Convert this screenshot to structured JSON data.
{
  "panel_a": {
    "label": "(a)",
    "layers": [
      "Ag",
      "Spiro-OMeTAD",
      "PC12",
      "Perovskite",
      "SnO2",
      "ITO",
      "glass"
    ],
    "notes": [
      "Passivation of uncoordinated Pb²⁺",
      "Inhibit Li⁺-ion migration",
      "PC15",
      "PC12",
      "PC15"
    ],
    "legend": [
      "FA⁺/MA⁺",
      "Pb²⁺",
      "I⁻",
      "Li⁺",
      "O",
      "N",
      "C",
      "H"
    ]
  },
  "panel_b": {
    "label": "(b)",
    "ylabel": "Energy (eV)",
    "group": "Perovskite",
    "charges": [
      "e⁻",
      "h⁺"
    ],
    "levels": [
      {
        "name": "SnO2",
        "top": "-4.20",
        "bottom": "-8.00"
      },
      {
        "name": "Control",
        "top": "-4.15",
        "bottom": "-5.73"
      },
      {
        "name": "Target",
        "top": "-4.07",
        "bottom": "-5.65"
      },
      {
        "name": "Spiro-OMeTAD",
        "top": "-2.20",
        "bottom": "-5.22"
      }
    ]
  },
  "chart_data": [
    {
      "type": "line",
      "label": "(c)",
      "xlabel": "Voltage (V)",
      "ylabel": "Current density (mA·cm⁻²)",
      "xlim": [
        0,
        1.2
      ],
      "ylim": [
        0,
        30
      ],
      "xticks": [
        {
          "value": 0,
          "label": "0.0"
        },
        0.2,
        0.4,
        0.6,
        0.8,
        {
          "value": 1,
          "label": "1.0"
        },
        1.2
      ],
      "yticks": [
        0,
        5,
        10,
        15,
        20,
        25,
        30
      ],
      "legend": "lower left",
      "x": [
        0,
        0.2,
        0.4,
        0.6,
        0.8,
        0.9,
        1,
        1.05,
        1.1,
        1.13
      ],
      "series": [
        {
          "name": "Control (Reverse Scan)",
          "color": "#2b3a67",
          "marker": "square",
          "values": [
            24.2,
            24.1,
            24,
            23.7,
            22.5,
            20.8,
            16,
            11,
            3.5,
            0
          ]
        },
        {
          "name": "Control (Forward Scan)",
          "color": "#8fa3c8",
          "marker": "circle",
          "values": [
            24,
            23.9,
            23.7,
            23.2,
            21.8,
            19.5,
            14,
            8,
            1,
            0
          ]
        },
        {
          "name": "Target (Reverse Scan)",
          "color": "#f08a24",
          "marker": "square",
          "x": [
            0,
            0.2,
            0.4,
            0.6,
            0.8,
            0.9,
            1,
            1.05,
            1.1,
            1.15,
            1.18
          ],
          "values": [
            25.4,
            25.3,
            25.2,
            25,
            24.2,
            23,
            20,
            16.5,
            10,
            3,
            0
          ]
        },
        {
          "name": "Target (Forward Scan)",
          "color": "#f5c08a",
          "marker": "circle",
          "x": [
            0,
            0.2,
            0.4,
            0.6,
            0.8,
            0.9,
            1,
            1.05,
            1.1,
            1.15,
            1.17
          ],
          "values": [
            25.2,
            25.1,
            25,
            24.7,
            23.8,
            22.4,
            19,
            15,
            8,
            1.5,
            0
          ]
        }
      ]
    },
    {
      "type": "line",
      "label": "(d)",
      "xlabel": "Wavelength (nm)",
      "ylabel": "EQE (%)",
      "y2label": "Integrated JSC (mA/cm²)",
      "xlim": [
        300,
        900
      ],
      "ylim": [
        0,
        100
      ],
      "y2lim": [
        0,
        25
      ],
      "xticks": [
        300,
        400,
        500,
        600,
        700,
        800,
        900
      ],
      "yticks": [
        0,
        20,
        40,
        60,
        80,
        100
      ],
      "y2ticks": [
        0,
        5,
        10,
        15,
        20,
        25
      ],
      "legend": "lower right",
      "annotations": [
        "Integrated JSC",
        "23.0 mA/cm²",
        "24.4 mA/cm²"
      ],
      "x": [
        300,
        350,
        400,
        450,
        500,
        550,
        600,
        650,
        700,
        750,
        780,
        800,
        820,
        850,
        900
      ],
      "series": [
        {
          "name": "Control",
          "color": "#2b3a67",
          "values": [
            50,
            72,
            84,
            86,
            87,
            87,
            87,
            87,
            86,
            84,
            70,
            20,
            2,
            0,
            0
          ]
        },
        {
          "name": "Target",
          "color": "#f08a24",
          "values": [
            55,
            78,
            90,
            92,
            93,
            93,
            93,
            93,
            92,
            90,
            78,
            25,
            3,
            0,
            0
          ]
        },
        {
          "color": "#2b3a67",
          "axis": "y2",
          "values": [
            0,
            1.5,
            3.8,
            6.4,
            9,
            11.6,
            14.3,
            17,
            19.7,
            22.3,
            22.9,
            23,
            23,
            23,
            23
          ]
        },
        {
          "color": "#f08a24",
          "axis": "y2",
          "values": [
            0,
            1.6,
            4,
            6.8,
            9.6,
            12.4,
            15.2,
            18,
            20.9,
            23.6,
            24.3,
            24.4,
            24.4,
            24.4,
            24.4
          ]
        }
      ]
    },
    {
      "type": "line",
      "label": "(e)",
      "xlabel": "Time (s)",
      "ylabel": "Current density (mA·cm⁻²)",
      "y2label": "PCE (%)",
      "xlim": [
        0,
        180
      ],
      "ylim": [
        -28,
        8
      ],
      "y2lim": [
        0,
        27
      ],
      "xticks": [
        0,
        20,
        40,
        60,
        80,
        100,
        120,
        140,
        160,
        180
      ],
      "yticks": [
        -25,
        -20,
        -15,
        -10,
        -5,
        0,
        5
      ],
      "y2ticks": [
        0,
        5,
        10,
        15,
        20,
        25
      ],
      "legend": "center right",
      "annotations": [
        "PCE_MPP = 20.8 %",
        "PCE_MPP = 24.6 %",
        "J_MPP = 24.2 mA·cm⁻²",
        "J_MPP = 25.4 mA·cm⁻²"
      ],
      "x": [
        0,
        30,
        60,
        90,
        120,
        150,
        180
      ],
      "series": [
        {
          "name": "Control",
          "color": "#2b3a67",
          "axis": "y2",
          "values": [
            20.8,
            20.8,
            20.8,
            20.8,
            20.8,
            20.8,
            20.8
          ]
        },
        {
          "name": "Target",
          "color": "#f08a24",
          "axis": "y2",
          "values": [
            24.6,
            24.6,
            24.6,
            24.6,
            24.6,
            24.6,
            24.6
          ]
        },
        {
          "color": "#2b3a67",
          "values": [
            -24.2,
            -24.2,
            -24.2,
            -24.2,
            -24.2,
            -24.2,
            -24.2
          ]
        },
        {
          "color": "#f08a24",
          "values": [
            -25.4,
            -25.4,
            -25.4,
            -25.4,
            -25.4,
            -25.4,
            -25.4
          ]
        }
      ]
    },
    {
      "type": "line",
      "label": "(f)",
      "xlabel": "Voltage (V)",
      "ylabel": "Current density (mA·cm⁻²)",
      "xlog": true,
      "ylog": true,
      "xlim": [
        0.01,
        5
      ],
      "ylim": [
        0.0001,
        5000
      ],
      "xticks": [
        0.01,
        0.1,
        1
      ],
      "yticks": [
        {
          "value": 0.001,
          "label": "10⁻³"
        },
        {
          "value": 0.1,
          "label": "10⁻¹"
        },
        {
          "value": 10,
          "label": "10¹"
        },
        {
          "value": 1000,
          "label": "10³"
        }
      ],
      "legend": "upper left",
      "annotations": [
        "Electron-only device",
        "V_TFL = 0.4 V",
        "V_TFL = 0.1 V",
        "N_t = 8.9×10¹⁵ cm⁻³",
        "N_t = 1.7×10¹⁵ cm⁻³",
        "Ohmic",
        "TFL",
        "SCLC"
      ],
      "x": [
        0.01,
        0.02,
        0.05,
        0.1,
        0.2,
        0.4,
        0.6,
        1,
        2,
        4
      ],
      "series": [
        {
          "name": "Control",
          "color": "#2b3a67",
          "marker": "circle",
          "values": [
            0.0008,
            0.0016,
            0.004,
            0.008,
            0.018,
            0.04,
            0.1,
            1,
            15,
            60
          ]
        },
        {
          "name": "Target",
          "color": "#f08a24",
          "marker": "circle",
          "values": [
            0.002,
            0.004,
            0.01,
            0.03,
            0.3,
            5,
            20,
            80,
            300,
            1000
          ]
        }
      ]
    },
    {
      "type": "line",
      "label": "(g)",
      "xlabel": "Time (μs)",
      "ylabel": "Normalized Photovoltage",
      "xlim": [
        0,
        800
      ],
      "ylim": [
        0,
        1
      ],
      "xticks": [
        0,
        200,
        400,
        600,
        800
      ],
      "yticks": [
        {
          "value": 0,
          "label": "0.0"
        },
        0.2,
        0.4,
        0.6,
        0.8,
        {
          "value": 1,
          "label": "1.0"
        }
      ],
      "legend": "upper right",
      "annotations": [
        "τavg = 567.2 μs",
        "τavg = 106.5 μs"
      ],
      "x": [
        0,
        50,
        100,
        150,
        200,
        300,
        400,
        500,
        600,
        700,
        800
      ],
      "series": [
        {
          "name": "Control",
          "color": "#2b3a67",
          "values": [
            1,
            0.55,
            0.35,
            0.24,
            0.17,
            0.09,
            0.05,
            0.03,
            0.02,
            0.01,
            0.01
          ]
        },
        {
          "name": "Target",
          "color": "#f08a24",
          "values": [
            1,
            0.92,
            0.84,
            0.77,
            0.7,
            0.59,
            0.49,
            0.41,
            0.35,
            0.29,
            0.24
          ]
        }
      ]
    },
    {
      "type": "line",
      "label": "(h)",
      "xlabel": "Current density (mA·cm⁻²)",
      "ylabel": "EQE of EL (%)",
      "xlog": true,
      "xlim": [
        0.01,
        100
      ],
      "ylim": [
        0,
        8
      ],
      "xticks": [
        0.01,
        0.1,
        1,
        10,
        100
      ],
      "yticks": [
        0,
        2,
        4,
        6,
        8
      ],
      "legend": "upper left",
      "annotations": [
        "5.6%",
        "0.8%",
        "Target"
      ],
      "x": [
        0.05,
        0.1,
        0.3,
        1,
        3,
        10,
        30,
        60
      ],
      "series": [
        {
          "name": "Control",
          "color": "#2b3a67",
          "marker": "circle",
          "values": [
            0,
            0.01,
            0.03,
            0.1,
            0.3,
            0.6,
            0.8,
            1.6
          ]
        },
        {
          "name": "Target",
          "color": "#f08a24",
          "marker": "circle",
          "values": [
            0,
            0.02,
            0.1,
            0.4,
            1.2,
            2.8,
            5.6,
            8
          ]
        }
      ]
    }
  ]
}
■ ■ ■
**OBJECTIVE:**
Reproduce each line of the material containing the word "ylabel".

**TASK ANSWER:**
    "ylabel": "Energy (eV)",
      "ylabel": "Current density (mA·cm⁻²)",
      "ylabel": "EQE (%)",
      "ylabel": "Current density (mA·cm⁻²)",
      "ylabel": "Current density (mA·cm⁻²)",
      "ylabel": "Normalized Photovoltage",
      "ylabel": "EQE of EL (%)",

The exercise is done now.